**Aim of the task**:
Set down every entry below exactly as it stands.

**Dataset excerpts**:

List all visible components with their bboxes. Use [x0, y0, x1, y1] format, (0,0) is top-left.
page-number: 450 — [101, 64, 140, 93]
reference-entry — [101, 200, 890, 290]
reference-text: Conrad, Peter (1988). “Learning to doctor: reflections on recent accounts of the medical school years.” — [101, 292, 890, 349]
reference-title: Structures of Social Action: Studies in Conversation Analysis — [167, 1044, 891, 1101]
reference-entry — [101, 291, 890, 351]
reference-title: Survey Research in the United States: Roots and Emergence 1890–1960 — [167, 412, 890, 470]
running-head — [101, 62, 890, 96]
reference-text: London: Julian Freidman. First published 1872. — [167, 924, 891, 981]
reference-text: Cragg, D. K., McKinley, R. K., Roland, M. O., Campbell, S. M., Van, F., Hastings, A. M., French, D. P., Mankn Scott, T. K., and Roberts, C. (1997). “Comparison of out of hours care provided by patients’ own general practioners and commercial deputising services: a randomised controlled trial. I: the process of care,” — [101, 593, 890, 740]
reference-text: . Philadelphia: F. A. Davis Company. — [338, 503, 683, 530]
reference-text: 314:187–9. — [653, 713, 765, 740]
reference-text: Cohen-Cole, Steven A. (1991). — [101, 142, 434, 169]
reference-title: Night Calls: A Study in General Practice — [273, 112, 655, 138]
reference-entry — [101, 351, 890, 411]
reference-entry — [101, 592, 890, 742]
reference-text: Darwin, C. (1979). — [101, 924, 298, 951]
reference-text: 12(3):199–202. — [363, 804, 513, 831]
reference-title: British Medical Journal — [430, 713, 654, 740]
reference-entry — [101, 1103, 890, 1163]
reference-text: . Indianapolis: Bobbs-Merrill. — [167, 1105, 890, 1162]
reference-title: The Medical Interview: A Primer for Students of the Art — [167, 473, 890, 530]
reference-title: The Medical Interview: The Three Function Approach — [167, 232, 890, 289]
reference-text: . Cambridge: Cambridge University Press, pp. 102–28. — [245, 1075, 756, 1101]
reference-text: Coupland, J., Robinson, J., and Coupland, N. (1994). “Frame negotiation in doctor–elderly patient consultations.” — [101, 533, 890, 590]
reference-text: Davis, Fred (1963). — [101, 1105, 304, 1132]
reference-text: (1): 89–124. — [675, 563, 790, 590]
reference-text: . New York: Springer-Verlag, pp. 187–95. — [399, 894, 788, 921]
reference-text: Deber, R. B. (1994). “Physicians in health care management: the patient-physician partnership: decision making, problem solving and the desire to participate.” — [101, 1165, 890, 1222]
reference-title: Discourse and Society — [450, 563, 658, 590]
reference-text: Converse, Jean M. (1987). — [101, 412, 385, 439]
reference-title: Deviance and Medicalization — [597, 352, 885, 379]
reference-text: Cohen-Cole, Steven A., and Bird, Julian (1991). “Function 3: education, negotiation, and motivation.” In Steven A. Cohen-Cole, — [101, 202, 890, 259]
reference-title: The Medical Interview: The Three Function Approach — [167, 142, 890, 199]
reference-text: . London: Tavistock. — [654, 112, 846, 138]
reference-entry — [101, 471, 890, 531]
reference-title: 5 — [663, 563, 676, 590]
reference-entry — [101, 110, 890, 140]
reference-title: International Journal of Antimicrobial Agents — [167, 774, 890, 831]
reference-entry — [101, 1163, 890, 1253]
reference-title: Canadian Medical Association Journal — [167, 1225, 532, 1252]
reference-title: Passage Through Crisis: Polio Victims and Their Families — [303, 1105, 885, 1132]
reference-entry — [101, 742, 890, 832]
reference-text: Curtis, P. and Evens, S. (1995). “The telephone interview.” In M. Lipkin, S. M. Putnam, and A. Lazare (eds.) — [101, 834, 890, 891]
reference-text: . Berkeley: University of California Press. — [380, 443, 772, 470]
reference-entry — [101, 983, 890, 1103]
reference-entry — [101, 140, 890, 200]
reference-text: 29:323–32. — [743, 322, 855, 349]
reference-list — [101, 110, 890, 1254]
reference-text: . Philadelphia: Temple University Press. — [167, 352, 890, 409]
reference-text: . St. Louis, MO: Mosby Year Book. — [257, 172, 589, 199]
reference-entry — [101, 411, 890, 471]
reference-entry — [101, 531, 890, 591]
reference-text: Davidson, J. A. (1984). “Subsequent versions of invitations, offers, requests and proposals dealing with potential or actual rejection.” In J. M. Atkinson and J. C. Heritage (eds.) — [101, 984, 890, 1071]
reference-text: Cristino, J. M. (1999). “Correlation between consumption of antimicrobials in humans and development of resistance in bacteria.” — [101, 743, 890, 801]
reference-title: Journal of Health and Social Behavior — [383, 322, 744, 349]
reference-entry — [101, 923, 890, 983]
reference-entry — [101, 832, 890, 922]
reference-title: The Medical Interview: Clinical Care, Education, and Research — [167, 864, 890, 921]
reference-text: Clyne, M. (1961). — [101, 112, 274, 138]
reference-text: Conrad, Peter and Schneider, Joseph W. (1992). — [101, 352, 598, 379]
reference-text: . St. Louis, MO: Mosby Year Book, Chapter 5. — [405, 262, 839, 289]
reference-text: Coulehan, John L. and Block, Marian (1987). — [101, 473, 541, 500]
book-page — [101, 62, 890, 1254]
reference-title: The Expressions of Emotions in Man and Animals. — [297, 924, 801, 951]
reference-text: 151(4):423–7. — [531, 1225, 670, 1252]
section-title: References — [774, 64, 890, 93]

**Result of the task**:
List all visible components with their bboxes. Use [x0, y0, x1, y1] format, (0,0) is top-left.
page-number: 450 — [101, 64, 140, 93]
reference-entry — [101, 200, 890, 290]
reference-text: Conrad, Peter (1988). “Learning to doctor: reflections on recent accounts of the medical school years.” — [101, 292, 890, 349]
reference-title: Structures of Social Action: Studies in Conversation Analysis — [167, 1044, 891, 1101]
reference-entry — [101, 291, 890, 351]
reference-title: Survey Research in the United States: Roots and Emergence 1890–1960 — [167, 412, 890, 470]
running-head — [101, 62, 890, 96]
reference-text: London: Julian Freidman. First published 1872. — [167, 924, 891, 981]
reference-text: Cragg, D. K., McKinley, R. K., Roland, M. O., Campbell, S. M., Van, F., Hastings, A. M., French, D. P., Mankn Scott, T. K., and Roberts, C. (1997). “Comparison of out of hours care provided by patients’ own general practioners and commercial deputising services: a randomised controlled trial. I: the process of care,” — [101, 593, 890, 740]
reference-text: . Philadelphia: F. A. Davis Company. — [338, 503, 683, 530]
reference-text: 314:187–9. — [653, 713, 765, 740]
reference-text: Cohen-Cole, Steven A. (1991). — [101, 142, 434, 169]
reference-title: Night Calls: A Study in General Practice — [273, 112, 655, 138]
reference-entry — [101, 351, 890, 411]
reference-entry — [101, 592, 890, 742]
reference-text: Darwin, C. (1979). — [101, 924, 298, 951]
reference-text: 12(3):199–202. — [363, 804, 513, 831]
reference-title: British Medical Journal — [430, 713, 654, 740]
reference-entry — [101, 1103, 890, 1163]
reference-text: . Indianapolis: Bobbs-Merrill. — [167, 1105, 890, 1162]
reference-title: The Medical Interview: A Primer for Students of the Art — [167, 473, 890, 530]
reference-title: The Medical Interview: The Three Function Approach — [167, 232, 890, 289]
reference-text: . Cambridge: Cambridge University Press, pp. 102–28. — [245, 1075, 756, 1101]
reference-text: Coupland, J., Robinson, J., and Coupland, N. (1994). “Frame negotiation in doctor–elderly patient consultations.” — [101, 533, 890, 590]
reference-text: Davis, Fred (1963). — [101, 1105, 304, 1132]
reference-text: (1): 89–124. — [675, 563, 790, 590]
reference-text: . New York: Springer-Verlag, pp. 187–95. — [399, 894, 788, 921]
reference-text: Deber, R. B. (1994). “Physicians in health care management: the patient-physician partnership: decision making, problem solving and the desire to participate.” — [101, 1165, 890, 1222]
reference-title: Discourse and Society — [450, 563, 658, 590]
reference-text: Converse, Jean M. (1987). — [101, 412, 385, 439]
reference-title: Deviance and Medicalization — [597, 352, 885, 379]
reference-text: Cohen-Cole, Steven A., and Bird, Julian (1991). “Function 3: education, negotiation, and motivation.” In Steven A. Cohen-Cole, — [101, 202, 890, 259]
reference-title: The Medical Interview: The Three Function Approach — [167, 142, 890, 199]
reference-text: . London: Tavistock. — [654, 112, 846, 138]
reference-entry — [101, 471, 890, 531]
reference-title: 5 — [663, 563, 676, 590]
reference-entry — [101, 110, 890, 140]
reference-title: International Journal of Antimicrobial Agents — [167, 774, 890, 831]
reference-entry — [101, 1163, 890, 1253]
reference-title: Canadian Medical Association Journal — [167, 1225, 532, 1252]
reference-title: Passage Through Crisis: Polio Victims and Their Families — [303, 1105, 885, 1132]
reference-entry — [101, 742, 890, 832]
reference-text: Curtis, P. and Evens, S. (1995). “The telephone interview.” In M. Lipkin, S. M. Putnam, and A. Lazare (eds.) — [101, 834, 890, 891]
reference-text: . Berkeley: University of California Press. — [380, 443, 772, 470]
reference-entry — [101, 983, 890, 1103]
reference-entry — [101, 140, 890, 200]
reference-text: 29:323–32. — [743, 322, 855, 349]
reference-list — [101, 110, 890, 1254]
reference-text: . Philadelphia: Temple University Press. — [167, 352, 890, 409]
reference-text: . St. Louis, MO: Mosby Year Book. — [257, 172, 589, 199]
reference-entry — [101, 411, 890, 471]
reference-entry — [101, 531, 890, 591]
reference-text: Davidson, J. A. (1984). “Subsequent versions of invitations, offers, requests and proposals dealing with potential or actual rejection.” In J. M. Atkinson and J. C. Heritage (eds.) — [101, 984, 890, 1071]
reference-text: Cristino, J. M. (1999). “Correlation between consumption of antimicrobials in humans and development of resistance in bacteria.” — [101, 743, 890, 801]
reference-title: Journal of Health and Social Behavior — [383, 322, 744, 349]
reference-entry — [101, 923, 890, 983]
reference-entry — [101, 832, 890, 922]
reference-title: The Medical Interview: Clinical Care, Education, and Research — [167, 864, 890, 921]
reference-text: Clyne, M. (1961). — [101, 112, 274, 138]
reference-text: Conrad, Peter and Schneider, Joseph W. (1992). — [101, 352, 598, 379]
reference-text: . St. Louis, MO: Mosby Year Book, Chapter 5. — [405, 262, 839, 289]
reference-text: Coulehan, John L. and Block, Marian (1987). — [101, 473, 541, 500]
book-page — [101, 62, 890, 1254]
reference-title: The Expressions of Emotions in Man and Animals. — [297, 924, 801, 951]
reference-text: 151(4):423–7. — [531, 1225, 670, 1252]
section-title: References — [774, 64, 890, 93]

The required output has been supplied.